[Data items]
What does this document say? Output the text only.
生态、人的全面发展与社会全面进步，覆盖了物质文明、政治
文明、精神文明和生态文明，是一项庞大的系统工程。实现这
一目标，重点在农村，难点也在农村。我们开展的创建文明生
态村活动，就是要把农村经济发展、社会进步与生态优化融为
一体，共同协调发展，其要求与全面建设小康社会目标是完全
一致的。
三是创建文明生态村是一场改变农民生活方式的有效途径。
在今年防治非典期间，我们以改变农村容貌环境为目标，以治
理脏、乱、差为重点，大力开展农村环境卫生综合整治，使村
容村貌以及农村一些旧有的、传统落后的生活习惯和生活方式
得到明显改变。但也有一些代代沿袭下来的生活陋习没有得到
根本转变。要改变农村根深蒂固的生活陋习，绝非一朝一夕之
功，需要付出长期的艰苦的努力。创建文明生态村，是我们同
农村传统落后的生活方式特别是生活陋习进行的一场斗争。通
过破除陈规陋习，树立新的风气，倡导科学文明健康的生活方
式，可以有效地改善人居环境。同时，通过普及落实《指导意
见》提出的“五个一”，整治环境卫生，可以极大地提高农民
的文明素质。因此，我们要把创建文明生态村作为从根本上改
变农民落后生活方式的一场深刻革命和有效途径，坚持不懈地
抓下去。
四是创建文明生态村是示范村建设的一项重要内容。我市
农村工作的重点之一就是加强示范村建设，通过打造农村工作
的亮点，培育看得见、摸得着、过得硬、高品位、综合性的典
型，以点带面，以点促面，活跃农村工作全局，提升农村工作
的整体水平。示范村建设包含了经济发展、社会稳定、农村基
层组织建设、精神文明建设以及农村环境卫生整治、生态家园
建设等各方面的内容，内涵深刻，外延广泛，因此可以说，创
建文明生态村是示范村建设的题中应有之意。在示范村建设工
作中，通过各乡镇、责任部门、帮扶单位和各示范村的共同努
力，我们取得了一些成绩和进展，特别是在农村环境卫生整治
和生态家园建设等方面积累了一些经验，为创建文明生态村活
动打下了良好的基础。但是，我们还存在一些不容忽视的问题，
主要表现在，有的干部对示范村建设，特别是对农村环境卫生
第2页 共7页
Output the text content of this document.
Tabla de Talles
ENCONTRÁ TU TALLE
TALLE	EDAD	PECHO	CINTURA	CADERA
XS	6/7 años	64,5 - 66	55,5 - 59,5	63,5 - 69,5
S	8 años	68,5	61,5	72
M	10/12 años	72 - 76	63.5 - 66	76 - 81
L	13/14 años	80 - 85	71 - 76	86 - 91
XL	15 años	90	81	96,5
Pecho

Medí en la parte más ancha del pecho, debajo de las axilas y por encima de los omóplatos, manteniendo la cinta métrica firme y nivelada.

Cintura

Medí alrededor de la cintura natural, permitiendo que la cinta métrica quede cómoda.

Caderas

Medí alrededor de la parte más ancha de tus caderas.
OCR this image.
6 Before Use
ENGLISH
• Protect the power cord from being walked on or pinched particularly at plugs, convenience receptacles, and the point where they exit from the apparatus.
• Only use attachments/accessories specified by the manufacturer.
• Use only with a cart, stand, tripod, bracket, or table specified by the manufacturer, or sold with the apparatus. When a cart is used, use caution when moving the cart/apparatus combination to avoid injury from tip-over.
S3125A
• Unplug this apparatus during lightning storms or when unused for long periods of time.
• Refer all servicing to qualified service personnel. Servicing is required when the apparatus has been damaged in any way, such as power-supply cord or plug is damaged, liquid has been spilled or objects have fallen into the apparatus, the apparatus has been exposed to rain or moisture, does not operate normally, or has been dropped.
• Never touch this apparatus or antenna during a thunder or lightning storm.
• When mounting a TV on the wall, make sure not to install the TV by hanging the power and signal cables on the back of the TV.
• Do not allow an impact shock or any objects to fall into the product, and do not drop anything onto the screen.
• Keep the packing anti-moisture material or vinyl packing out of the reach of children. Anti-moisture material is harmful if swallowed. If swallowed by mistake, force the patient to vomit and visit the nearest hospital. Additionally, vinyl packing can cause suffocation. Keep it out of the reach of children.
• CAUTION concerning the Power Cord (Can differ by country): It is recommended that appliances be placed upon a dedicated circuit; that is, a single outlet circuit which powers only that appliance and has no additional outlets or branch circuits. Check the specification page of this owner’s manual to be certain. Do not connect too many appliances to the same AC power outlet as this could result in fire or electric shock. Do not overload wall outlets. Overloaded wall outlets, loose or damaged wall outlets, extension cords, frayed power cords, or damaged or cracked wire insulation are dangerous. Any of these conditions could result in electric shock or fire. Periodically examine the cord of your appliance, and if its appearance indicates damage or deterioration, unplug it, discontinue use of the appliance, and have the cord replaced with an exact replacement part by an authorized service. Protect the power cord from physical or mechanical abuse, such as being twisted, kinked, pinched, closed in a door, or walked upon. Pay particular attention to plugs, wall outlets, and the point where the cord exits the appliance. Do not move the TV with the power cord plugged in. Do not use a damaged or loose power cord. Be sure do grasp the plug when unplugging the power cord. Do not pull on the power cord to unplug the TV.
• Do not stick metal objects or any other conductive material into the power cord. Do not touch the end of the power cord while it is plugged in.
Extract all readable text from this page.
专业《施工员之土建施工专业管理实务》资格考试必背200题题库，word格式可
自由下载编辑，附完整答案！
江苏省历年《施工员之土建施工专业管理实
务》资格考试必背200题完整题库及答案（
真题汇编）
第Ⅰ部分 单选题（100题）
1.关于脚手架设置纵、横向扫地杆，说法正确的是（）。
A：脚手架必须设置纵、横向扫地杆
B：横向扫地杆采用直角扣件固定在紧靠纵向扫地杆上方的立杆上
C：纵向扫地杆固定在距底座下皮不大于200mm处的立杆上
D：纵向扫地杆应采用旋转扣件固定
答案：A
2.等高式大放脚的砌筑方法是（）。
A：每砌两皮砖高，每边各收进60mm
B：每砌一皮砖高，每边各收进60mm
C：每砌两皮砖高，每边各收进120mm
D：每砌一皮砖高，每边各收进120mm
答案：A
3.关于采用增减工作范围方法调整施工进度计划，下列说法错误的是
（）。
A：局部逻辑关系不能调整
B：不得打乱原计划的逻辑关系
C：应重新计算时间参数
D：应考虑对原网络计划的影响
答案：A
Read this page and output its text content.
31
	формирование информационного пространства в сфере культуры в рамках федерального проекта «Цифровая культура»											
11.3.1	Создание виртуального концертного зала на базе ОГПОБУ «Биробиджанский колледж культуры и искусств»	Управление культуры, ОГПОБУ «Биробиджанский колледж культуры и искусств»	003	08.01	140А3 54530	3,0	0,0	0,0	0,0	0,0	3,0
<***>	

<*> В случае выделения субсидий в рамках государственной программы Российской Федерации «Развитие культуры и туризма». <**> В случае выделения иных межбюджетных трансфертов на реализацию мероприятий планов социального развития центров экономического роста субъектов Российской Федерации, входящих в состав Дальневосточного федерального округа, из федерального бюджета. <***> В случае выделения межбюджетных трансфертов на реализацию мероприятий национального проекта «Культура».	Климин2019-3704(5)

**STATED TASK**
Copy all lines above containing the string "每砌两皮砖高".

**RESPONSE BELOW**
A：每砌两皮砖高，每边各收进60mm
C：每砌两皮砖高，每边各收进120mm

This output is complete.